# START OF RECORDS SHOWN

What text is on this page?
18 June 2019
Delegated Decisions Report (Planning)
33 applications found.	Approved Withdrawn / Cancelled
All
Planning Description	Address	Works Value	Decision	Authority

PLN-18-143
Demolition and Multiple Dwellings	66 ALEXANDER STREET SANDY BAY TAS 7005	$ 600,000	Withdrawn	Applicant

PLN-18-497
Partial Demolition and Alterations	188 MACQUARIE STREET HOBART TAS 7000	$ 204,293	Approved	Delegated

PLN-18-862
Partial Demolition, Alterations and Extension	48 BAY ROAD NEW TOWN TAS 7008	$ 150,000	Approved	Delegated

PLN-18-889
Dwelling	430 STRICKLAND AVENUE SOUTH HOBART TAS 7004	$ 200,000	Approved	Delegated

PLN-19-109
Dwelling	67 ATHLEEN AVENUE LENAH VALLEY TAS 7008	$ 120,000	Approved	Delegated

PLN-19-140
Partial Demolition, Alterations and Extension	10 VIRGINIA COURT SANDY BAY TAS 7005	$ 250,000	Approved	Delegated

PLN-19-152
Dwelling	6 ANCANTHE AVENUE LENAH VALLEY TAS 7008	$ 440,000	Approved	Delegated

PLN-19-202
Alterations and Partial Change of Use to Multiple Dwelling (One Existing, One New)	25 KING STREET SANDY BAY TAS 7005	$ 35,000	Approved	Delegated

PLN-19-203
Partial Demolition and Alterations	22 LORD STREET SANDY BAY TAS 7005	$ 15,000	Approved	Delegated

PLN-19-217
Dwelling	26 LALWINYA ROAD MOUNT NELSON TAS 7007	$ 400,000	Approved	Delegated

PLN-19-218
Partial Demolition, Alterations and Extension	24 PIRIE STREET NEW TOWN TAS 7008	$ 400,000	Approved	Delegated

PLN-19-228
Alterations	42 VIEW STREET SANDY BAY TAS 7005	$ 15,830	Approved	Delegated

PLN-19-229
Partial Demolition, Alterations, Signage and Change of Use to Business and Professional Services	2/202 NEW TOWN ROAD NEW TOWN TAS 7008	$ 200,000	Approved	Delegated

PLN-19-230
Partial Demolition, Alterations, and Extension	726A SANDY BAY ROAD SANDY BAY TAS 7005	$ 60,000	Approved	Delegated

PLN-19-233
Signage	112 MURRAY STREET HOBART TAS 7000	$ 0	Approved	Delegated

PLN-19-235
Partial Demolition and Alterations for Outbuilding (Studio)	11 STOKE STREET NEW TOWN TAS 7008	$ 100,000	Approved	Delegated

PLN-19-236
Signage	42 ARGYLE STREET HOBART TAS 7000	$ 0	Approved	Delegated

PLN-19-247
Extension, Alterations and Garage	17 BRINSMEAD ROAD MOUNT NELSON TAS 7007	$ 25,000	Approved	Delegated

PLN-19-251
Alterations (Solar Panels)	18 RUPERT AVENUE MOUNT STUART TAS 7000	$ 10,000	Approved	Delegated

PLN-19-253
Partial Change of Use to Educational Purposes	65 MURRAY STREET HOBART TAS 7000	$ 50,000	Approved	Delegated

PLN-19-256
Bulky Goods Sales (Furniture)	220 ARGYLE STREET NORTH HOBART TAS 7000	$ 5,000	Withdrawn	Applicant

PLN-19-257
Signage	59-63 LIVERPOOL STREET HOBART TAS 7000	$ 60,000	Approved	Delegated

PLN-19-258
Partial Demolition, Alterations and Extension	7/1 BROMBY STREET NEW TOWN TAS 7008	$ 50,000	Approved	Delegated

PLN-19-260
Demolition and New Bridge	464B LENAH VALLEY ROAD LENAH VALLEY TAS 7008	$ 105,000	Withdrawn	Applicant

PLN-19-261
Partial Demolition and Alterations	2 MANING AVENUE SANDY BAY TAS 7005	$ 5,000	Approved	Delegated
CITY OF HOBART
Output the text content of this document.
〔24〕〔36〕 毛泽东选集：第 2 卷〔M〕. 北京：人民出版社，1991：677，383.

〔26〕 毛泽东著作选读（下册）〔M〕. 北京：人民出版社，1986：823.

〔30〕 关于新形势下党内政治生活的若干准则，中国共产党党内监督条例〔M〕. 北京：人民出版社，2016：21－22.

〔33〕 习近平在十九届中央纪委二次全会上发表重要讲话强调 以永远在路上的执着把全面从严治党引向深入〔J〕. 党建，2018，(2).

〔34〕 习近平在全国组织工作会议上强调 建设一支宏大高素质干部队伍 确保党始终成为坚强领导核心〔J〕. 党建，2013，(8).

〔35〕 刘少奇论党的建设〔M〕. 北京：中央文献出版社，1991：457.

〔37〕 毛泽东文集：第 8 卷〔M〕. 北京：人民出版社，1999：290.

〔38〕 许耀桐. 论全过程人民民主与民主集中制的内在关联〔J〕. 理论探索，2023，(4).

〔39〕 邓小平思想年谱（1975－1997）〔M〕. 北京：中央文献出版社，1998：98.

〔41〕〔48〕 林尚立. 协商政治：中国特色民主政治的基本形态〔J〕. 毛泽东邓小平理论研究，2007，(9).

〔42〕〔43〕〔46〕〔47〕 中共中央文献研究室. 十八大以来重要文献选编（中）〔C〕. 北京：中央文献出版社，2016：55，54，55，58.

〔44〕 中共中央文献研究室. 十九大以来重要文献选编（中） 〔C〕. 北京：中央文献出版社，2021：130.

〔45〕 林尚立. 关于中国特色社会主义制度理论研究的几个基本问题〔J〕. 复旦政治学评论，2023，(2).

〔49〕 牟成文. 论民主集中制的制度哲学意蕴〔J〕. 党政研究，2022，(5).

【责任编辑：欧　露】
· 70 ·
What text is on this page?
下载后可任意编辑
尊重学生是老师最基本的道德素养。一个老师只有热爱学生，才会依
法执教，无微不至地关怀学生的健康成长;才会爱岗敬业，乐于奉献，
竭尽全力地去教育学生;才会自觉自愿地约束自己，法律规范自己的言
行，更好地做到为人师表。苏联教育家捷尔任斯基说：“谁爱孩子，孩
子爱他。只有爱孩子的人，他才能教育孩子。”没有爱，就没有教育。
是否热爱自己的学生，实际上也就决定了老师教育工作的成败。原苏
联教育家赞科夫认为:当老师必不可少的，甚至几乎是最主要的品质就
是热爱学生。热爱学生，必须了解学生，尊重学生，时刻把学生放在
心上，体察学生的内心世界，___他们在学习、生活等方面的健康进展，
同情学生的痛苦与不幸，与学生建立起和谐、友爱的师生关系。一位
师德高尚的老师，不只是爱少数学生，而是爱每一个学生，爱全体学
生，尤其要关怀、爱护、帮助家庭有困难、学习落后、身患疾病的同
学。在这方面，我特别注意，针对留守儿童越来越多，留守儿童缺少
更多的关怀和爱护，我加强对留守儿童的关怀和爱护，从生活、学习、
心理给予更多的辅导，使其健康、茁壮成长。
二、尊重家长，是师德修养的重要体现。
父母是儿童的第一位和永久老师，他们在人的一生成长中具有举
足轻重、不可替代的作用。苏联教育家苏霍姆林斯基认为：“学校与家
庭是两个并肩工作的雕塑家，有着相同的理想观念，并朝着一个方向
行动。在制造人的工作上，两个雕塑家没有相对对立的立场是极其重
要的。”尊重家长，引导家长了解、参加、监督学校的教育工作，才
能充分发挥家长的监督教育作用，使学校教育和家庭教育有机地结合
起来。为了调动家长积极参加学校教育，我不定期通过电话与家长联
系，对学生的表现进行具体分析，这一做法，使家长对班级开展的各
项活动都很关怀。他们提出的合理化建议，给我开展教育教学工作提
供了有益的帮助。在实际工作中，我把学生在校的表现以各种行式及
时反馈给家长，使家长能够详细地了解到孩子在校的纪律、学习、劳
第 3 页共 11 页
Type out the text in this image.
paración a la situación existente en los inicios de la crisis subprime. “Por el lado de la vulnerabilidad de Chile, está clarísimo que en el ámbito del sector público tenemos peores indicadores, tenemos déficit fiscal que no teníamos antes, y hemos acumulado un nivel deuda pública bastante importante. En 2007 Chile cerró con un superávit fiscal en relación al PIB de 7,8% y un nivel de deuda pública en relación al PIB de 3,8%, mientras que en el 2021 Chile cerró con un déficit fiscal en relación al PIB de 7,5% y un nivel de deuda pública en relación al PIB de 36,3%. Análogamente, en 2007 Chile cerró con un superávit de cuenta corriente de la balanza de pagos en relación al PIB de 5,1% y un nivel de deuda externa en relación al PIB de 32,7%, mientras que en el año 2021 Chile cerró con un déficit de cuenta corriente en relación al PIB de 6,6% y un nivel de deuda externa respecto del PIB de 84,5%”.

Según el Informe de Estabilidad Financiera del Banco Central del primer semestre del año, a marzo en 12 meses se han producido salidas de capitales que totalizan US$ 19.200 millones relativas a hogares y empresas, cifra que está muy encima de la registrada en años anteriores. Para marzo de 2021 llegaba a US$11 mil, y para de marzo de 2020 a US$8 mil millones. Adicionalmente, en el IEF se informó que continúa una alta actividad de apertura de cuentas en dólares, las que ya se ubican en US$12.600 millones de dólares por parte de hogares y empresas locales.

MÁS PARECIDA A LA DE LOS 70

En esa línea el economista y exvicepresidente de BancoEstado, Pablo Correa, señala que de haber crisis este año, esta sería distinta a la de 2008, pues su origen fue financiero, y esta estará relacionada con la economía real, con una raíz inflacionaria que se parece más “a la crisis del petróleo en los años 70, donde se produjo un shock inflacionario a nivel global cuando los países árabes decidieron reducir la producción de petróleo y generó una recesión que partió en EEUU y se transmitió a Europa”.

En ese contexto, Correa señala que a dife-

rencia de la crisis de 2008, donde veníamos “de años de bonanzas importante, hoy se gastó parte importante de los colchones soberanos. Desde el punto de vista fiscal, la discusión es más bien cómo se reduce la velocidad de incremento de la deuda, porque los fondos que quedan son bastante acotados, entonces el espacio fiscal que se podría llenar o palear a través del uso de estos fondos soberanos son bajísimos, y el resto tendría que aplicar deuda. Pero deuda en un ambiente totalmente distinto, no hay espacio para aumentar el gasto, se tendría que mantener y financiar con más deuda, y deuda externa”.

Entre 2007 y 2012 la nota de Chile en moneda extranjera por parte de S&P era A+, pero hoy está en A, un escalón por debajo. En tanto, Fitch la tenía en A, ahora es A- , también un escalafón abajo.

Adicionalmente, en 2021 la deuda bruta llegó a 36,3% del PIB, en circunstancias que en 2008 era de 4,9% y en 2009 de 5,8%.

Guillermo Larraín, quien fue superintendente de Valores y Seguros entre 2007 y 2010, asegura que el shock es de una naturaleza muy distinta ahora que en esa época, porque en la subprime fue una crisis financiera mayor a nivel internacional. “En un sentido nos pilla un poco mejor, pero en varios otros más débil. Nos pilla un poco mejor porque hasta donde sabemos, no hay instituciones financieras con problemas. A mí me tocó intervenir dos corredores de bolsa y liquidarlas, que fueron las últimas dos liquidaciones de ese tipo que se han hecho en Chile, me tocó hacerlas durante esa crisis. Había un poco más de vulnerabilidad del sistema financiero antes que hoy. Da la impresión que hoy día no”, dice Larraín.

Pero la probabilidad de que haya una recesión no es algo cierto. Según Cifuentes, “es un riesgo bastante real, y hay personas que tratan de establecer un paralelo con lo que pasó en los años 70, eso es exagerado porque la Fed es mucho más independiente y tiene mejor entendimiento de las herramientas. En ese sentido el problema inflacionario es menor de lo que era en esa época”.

# END OF RECORDS SHOWN

» **TASK OBJECTIVE**:
Select every line in the material above where the string "MOUNT" occurs, and copy it.

» **RESPONSE**:
Dwelling	26 LALWINYA ROAD MOUNT NELSON TAS 7007	$ 400,000	Approved	Delegated
Extension, Alterations and Garage	17 BRINSMEAD ROAD MOUNT NELSON TAS 7007	$ 25,000	Approved	Delegated
Alterations (Solar Panels)	18 RUPERT AVENUE MOUNT STUART TAS 7000	$ 10,000	Approved	Delegated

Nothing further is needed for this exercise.